Set exercise:
Read the records and gather each line that includes "season".

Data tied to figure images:
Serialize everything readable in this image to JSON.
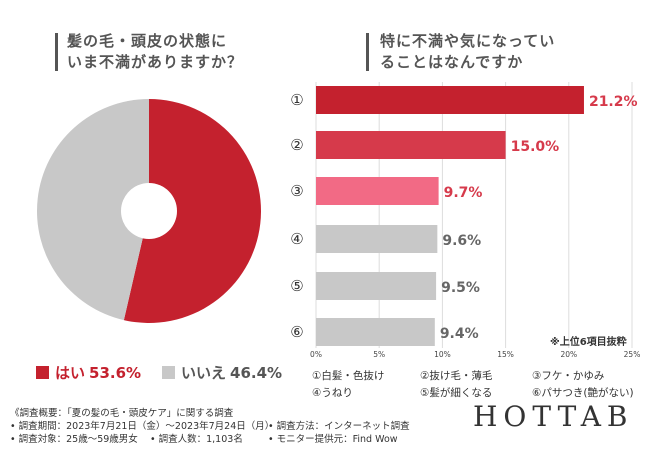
{
  "left_question": {
    "line1": "髪の毛・頭皮の状態に",
    "line2": "いま不満がありますか？"
  },
  "right_question": {
    "line1": "特に不満や気になってい",
    "line2": "ることはなんですか"
  },
  "legend": {
    "yes_label": "はい",
    "yes_value": "53.6%",
    "no_label": "いいえ",
    "no_value": "46.4%"
  },
  "colors": {
    "yes": "#c4212e",
    "no": "#c8c8c8",
    "rank2": "#d63a4b",
    "rank3": "#f26a85",
    "gray_bar": "#c8c8c8"
  },
  "top6_note": "※上位6項目抜粋",
  "options": {
    "o1": "①白髪・色抜け",
    "o2": "②抜け毛・薄毛",
    "o3": "③フケ・かゆみ",
    "o4": "④うねり",
    "o5": "⑤髪が細くなる",
    "o6": "⑥パサつき(艶がない)"
  },
  "survey": {
    "overview": "《調査概要：「夏の髪の毛・頭皮ケア」に関する調査",
    "period": "• 調査期間：2023年7月21日（金）～2023年7月24日（月）",
    "method": "• 調査方法：インターネット調査",
    "target": "• 調査対象：25歳～59歳男女",
    "count": "• 調査人数：1,103名",
    "provider": "• モニター提供元：Find Wow"
  },
  "logo": "HOTTAB",
  "chart_data": [
    {
      "type": "pie",
      "title": "髪の毛・頭皮の状態にいま不満がありますか？",
      "categories": [
        "はい",
        "いいえ"
      ],
      "values": [
        53.6,
        46.4
      ],
      "unit": "%"
    },
    {
      "type": "bar",
      "orientation": "horizontal",
      "title": "特に不満や気になっていることはなんですか",
      "categories": [
        "①",
        "②",
        "③",
        "④",
        "⑤",
        "⑥"
      ],
      "values": [
        21.2,
        15.0,
        9.7,
        9.6,
        9.5,
        9.4
      ],
      "value_labels": [
        "21.2%",
        "15.0%",
        "9.7%",
        "9.6%",
        "9.5%",
        "9.4%"
      ],
      "bar_colors": [
        "#c4212e",
        "#d63a4b",
        "#f26a85",
        "#c8c8c8",
        "#c8c8c8",
        "#c8c8c8"
      ],
      "label_colors": [
        "#d63a4b",
        "#d63a4b",
        "#d63a4b",
        "#666666",
        "#666666",
        "#666666"
      ],
      "xlim": [
        0,
        25
      ],
      "xticks": [
        0,
        5,
        10,
        15,
        20,
        25
      ],
      "xtick_labels": [
        "0%",
        "5%",
        "10%",
        "15%",
        "20%",
        "25%"
      ]
    }
  ]
}
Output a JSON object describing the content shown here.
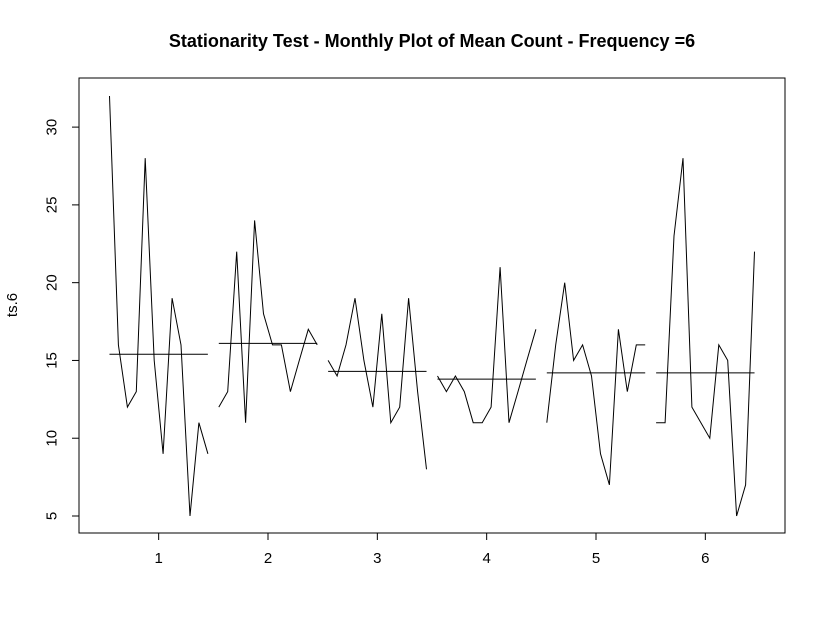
{
  "chart_data": {
    "type": "line",
    "title": "Stationarity Test - Monthly Plot of Mean Count - Frequency =6",
    "xlabel": "",
    "ylabel": "ts.6",
    "xlim": [
      0.5,
      6.5
    ],
    "ylim": [
      4,
      32
    ],
    "x_ticks": [
      "1",
      "2",
      "3",
      "4",
      "5",
      "6"
    ],
    "y_ticks": [
      "5",
      "10",
      "15",
      "20",
      "25",
      "30"
    ],
    "grid": false,
    "legend": "none",
    "line_color": "#000000",
    "subseries": [
      {
        "season": "1",
        "values": [
          32,
          16,
          12,
          13,
          28,
          15,
          9,
          19,
          16,
          5,
          11,
          9
        ],
        "mean": 15.4
      },
      {
        "season": "2",
        "values": [
          12,
          13,
          22,
          11,
          24,
          18,
          16,
          16,
          13,
          15,
          17,
          16
        ],
        "mean": 16.1
      },
      {
        "season": "3",
        "values": [
          15,
          14,
          16,
          19,
          15,
          12,
          18,
          11,
          12,
          19,
          13,
          8
        ],
        "mean": 14.3
      },
      {
        "season": "4",
        "values": [
          14,
          13,
          14,
          13,
          11,
          11,
          12,
          21,
          11,
          13,
          15,
          17
        ],
        "mean": 13.8
      },
      {
        "season": "5",
        "values": [
          11,
          16,
          20,
          15,
          16,
          14,
          9,
          7,
          17,
          13,
          16,
          16
        ],
        "mean": 14.2
      },
      {
        "season": "6",
        "values": [
          11,
          11,
          23,
          28,
          12,
          11,
          10,
          16,
          15,
          5,
          7,
          22
        ],
        "mean": 14.2
      }
    ]
  }
}
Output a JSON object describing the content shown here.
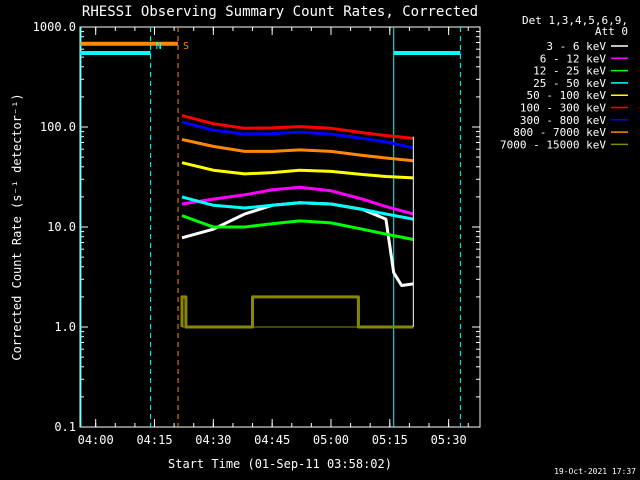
{
  "chart_data": {
    "type": "line",
    "title": "RHESSI Observing Summary Count Rates, Corrected",
    "ylabel": "Corrected Count Rate (s⁻¹ detector⁻¹)",
    "xlabel": "Start Time (01-Sep-11 03:58:02)",
    "y_scale": "log",
    "ylim": [
      0.1,
      1000.0
    ],
    "y_ticks": [
      "0.1",
      "1.0",
      "10.0",
      "100.0",
      "1000.0"
    ],
    "xlim": [
      "03:56:00",
      "05:38:00"
    ],
    "x_ticks": [
      "04:00",
      "04:15",
      "04:30",
      "04:45",
      "05:00",
      "05:15",
      "05:30"
    ],
    "legend": {
      "header": [
        "Det 1,3,4,5,6,9,",
        "Att 0"
      ],
      "placement": "right"
    },
    "series": [
      {
        "name": "3 - 6 keV",
        "color": "#ffffff",
        "x": [
          "04:22",
          "04:30",
          "04:38",
          "04:45",
          "04:52",
          "05:00",
          "05:08",
          "05:14",
          "05:16",
          "05:18",
          "05:21"
        ],
        "y": [
          7.8,
          9.5,
          13.5,
          16.5,
          17.5,
          17.0,
          15.0,
          12.0,
          3.5,
          2.6,
          2.7
        ]
      },
      {
        "name": "6 - 12 keV",
        "color": "#ff00ff",
        "x": [
          "04:22",
          "04:30",
          "04:38",
          "04:45",
          "04:52",
          "05:00",
          "05:08",
          "05:14",
          "05:21"
        ],
        "y": [
          17.0,
          19.0,
          21.0,
          23.5,
          25.0,
          23.0,
          19.0,
          16.0,
          13.5
        ]
      },
      {
        "name": "12 - 25 keV",
        "color": "#00ff00",
        "x": [
          "04:22",
          "04:30",
          "04:38",
          "04:45",
          "04:52",
          "05:00",
          "05:08",
          "05:14",
          "05:21"
        ],
        "y": [
          13.0,
          10.0,
          10.0,
          10.8,
          11.5,
          11.0,
          9.5,
          8.5,
          7.5
        ]
      },
      {
        "name": "25 - 50 keV",
        "color": "#00ffff",
        "x": [
          "04:22",
          "04:30",
          "04:38",
          "04:45",
          "04:52",
          "05:00",
          "05:08",
          "05:14",
          "05:21"
        ],
        "y": [
          20.0,
          16.5,
          15.5,
          16.5,
          17.5,
          17.0,
          15.0,
          13.5,
          12.0
        ]
      },
      {
        "name": "50 - 100 keV",
        "color": "#ffff00",
        "x": [
          "04:22",
          "04:30",
          "04:38",
          "04:45",
          "04:52",
          "05:00",
          "05:08",
          "05:14",
          "05:21"
        ],
        "y": [
          44.0,
          37.0,
          34.0,
          35.0,
          37.0,
          36.0,
          33.5,
          32.0,
          31.0
        ]
      },
      {
        "name": "100 - 300 keV",
        "color": "#ff0000",
        "x": [
          "04:22",
          "04:30",
          "04:38",
          "04:45",
          "04:52",
          "05:00",
          "05:08",
          "05:14",
          "05:21"
        ],
        "y": [
          130.0,
          108.0,
          97.0,
          98.0,
          101.0,
          97.0,
          88.0,
          82.0,
          77.0
        ]
      },
      {
        "name": "300 - 800 keV",
        "color": "#0000ff",
        "x": [
          "04:22",
          "04:30",
          "04:38",
          "04:45",
          "04:52",
          "05:00",
          "05:08",
          "05:14",
          "05:21"
        ],
        "y": [
          112.0,
          93.0,
          85.0,
          86.0,
          89.0,
          85.0,
          77.0,
          71.0,
          62.0
        ]
      },
      {
        "name": "800 - 7000 keV",
        "color": "#ff8800",
        "x": [
          "04:22",
          "04:30",
          "04:38",
          "04:45",
          "04:52",
          "05:00",
          "05:08",
          "05:14",
          "05:21"
        ],
        "y": [
          75.0,
          64.0,
          57.0,
          57.0,
          59.0,
          57.0,
          52.0,
          49.0,
          46.0
        ]
      },
      {
        "name": "7000 - 15000 keV",
        "color": "#888800",
        "x": [
          "04:22",
          "04:22",
          "04:23",
          "04:23",
          "04:40",
          "04:40",
          "05:07",
          "05:07",
          "05:21"
        ],
        "y": [
          1.0,
          2.0,
          2.0,
          1.0,
          1.0,
          2.0,
          2.0,
          1.0,
          1.0
        ]
      }
    ],
    "markers": [
      {
        "label": "N",
        "color": "#00ffff",
        "style": "dashed",
        "x": "04:14"
      },
      {
        "label": "S",
        "color": "#ff8800",
        "style": "dashed",
        "x": "04:21"
      },
      {
        "label": "",
        "color": "#00ffff",
        "style": "solid",
        "x": "05:16"
      },
      {
        "label": "",
        "color": "#00ffff",
        "style": "dashed",
        "x": "05:33"
      }
    ],
    "bars": [
      {
        "label": "N",
        "color": "#00ffff",
        "x": [
          "03:56:00",
          "04:14:00"
        ],
        "y": 550
      },
      {
        "label": "S",
        "color": "#ff8800",
        "x": [
          "03:56:00",
          "04:21:00"
        ],
        "y": 680
      },
      {
        "label": "",
        "color": "#00ffff",
        "x": [
          "05:16:00",
          "05:33:00"
        ],
        "y": 550
      }
    ]
  },
  "footer": {
    "timestamp": "19-Oct-2021 17:37"
  }
}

Task output:
        "season": "1",
        "season": "2",
        "season": "3",
        "season": "4",
        "season": "5",
        "season": "6",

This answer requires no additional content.